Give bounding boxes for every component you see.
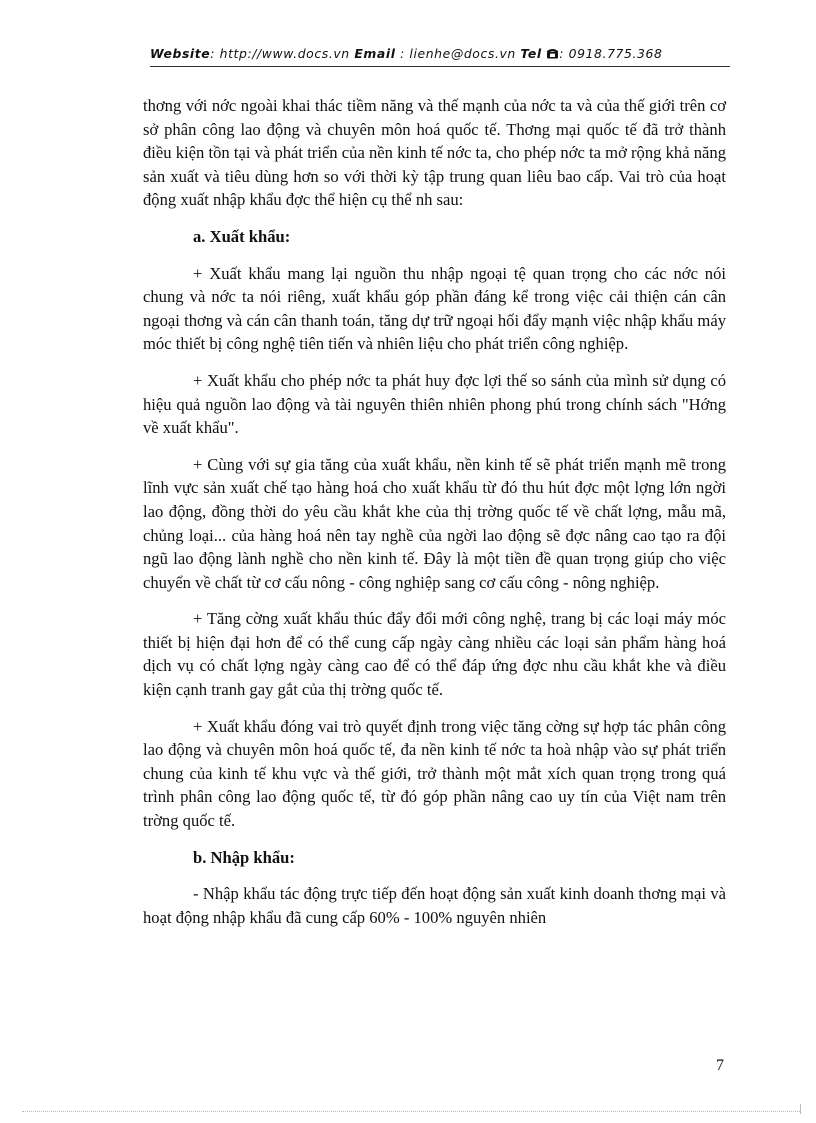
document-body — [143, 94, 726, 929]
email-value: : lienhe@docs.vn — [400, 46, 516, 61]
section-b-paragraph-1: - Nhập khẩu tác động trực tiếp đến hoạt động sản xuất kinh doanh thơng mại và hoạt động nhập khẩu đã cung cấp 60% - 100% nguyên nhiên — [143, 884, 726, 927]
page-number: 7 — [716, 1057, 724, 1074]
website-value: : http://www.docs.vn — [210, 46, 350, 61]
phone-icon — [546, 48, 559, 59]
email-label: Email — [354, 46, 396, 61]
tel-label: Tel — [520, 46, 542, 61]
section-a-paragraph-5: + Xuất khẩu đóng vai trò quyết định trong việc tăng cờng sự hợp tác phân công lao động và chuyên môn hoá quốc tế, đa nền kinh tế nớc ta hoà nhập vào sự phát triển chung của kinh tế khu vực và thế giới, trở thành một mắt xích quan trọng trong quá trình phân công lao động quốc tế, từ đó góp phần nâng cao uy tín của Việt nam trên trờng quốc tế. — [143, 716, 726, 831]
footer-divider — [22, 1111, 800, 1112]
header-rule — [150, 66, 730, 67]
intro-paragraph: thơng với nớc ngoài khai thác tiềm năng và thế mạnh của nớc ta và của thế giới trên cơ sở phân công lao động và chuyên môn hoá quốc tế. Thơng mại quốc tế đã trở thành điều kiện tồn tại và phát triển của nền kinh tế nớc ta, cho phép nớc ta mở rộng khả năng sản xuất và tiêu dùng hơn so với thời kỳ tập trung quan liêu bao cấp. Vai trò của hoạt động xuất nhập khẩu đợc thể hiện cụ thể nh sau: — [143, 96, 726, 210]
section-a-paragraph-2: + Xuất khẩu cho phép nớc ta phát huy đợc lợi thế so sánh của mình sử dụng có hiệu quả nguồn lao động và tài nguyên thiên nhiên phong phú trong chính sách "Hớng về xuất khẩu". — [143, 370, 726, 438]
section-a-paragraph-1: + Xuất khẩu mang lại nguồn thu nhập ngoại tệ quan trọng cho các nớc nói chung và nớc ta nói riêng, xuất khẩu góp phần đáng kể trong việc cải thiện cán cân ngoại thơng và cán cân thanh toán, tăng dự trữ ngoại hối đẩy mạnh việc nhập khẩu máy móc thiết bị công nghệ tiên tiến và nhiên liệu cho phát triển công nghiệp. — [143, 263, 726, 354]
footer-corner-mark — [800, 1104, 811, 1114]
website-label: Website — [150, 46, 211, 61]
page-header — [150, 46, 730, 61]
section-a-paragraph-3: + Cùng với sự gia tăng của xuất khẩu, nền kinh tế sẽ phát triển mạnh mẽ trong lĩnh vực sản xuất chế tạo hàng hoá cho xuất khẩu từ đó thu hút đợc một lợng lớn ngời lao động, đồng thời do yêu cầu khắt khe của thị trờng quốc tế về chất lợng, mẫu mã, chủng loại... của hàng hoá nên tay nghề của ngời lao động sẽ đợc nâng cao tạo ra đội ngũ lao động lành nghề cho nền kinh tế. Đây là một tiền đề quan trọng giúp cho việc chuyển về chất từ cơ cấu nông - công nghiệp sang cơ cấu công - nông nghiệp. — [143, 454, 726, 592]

· · · ·

# TASK DIRECTIONS
Return every line of the items above verbatim, and leave the pictures out of your answer.

# SOLUTION
Give bounding boxes for every component you see.
document-body — [143, 94, 726, 929]
email-value: : lienhe@docs.vn — [400, 46, 516, 61]
section-b-paragraph-1: - Nhập khẩu tác động trực tiếp đến hoạt động sản xuất kinh doanh thơng mại và hoạt động nhập khẩu đã cung cấp 60% - 100% nguyên nhiên — [143, 884, 726, 927]
page-number: 7 — [716, 1057, 724, 1074]
website-value: : http://www.docs.vn — [210, 46, 350, 61]
phone-icon — [546, 48, 559, 59]
email-label: Email — [354, 46, 396, 61]
tel-label: Tel — [520, 46, 542, 61]
section-a-paragraph-5: + Xuất khẩu đóng vai trò quyết định trong việc tăng cờng sự hợp tác phân công lao động và chuyên môn hoá quốc tế, đa nền kinh tế nớc ta hoà nhập vào sự phát triển chung của kinh tế khu vực và thế giới, trở thành một mắt xích quan trọng trong quá trình phân công lao động quốc tế, từ đó góp phần nâng cao uy tín của Việt nam trên trờng quốc tế. — [143, 716, 726, 831]
footer-divider — [22, 1111, 800, 1112]
header-rule — [150, 66, 730, 67]
intro-paragraph: thơng với nớc ngoài khai thác tiềm năng và thế mạnh của nớc ta và của thế giới trên cơ sở phân công lao động và chuyên môn hoá quốc tế. Thơng mại quốc tế đã trở thành điều kiện tồn tại và phát triển của nền kinh tế nớc ta, cho phép nớc ta mở rộng khả năng sản xuất và tiêu dùng hơn so với thời kỳ tập trung quan liêu bao cấp. Vai trò của hoạt động xuất nhập khẩu đợc thể hiện cụ thể nh sau: — [143, 96, 726, 210]
section-a-paragraph-2: + Xuất khẩu cho phép nớc ta phát huy đợc lợi thế so sánh của mình sử dụng có hiệu quả nguồn lao động và tài nguyên thiên nhiên phong phú trong chính sách "Hớng về xuất khẩu". — [143, 370, 726, 438]
section-a-paragraph-1: + Xuất khẩu mang lại nguồn thu nhập ngoại tệ quan trọng cho các nớc nói chung và nớc ta nói riêng, xuất khẩu góp phần đáng kể trong việc cải thiện cán cân ngoại thơng và cán cân thanh toán, tăng dự trữ ngoại hối đẩy mạnh việc nhập khẩu máy móc thiết bị công nghệ tiên tiến và nhiên liệu cho phát triển công nghiệp. — [143, 263, 726, 354]
footer-corner-mark — [800, 1104, 811, 1114]
website-label: Website — [150, 46, 211, 61]
page-header — [150, 46, 730, 61]
section-a-paragraph-3: + Cùng với sự gia tăng của xuất khẩu, nền kinh tế sẽ phát triển mạnh mẽ trong lĩnh vực sản xuất chế tạo hàng hoá cho xuất khẩu từ đó thu hút đợc một lợng lớn ngời lao động, đồng thời do yêu cầu khắt khe của thị trờng quốc tế về chất lợng, mẫu mã, chủng loại... của hàng hoá nên tay nghề của ngời lao động sẽ đợc nâng cao tạo ra đội ngũ lao động lành nghề cho nền kinh tế. Đây là một tiền đề quan trọng giúp cho việc chuyển về chất từ cơ cấu nông - công nghiệp sang cơ cấu công - nông nghiệp. — [143, 454, 726, 592]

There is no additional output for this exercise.